Stored data entries
-----

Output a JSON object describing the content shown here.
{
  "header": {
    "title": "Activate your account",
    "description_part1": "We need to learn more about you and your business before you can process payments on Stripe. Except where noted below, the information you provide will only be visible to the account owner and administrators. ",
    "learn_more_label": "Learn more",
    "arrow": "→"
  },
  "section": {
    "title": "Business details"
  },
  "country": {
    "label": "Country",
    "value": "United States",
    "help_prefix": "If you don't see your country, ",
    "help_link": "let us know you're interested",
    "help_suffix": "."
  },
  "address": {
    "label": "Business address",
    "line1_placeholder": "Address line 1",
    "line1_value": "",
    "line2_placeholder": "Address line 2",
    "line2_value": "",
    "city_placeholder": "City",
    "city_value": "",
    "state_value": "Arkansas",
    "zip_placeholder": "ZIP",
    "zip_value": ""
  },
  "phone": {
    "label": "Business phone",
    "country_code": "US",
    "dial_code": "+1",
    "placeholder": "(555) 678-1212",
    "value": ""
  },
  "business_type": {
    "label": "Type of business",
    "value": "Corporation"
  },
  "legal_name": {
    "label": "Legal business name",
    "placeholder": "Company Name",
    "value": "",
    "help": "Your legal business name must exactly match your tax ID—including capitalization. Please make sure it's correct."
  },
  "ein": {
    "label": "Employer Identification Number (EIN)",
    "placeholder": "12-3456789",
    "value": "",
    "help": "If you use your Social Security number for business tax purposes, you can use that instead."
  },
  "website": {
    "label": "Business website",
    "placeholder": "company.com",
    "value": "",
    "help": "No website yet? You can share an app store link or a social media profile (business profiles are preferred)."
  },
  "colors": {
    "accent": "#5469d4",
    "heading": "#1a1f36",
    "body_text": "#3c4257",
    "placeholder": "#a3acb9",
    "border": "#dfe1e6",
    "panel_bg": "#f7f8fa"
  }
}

-----

Return each entry from the material above exactly as it appears.

◆ Exercise output
Output a JSON object describing the content shown here.
{
  "header": {
    "title": "Activate your account",
    "description_part1": "We need to learn more about you and your business before you can process payments on Stripe. Except where noted below, the information you provide will only be visible to the account owner and administrators. ",
    "learn_more_label": "Learn more",
    "arrow": "→"
  },
  "section": {
    "title": "Business details"
  },
  "country": {
    "label": "Country",
    "value": "United States",
    "help_prefix": "If you don't see your country, ",
    "help_link": "let us know you're interested",
    "help_suffix": "."
  },
  "address": {
    "label": "Business address",
    "line1_placeholder": "Address line 1",
    "line1_value": "",
    "line2_placeholder": "Address line 2",
    "line2_value": "",
    "city_placeholder": "City",
    "city_value": "",
    "state_value": "Arkansas",
    "zip_placeholder": "ZIP",
    "zip_value": ""
  },
  "phone": {
    "label": "Business phone",
    "country_code": "US",
    "dial_code": "+1",
    "placeholder": "(555) 678-1212",
    "value": ""
  },
  "business_type": {
    "label": "Type of business",
    "value": "Corporation"
  },
  "legal_name": {
    "label": "Legal business name",
    "placeholder": "Company Name",
    "value": "",
    "help": "Your legal business name must exactly match your tax ID—including capitalization. Please make sure it's correct."
  },
  "ein": {
    "label": "Employer Identification Number (EIN)",
    "placeholder": "12-3456789",
    "value": "",
    "help": "If you use your Social Security number for business tax purposes, you can use that instead."
  },
  "website": {
    "label": "Business website",
    "placeholder": "company.com",
    "value": "",
    "help": "No website yet? You can share an app store link or a social media profile (business profiles are preferred)."
  },
  "colors": {
    "accent": "#5469d4",
    "heading": "#1a1f36",
    "body_text": "#3c4257",
    "placeholder": "#a3acb9",
    "border": "#dfe1e6",
    "panel_bg": "#f7f8fa"
  }
}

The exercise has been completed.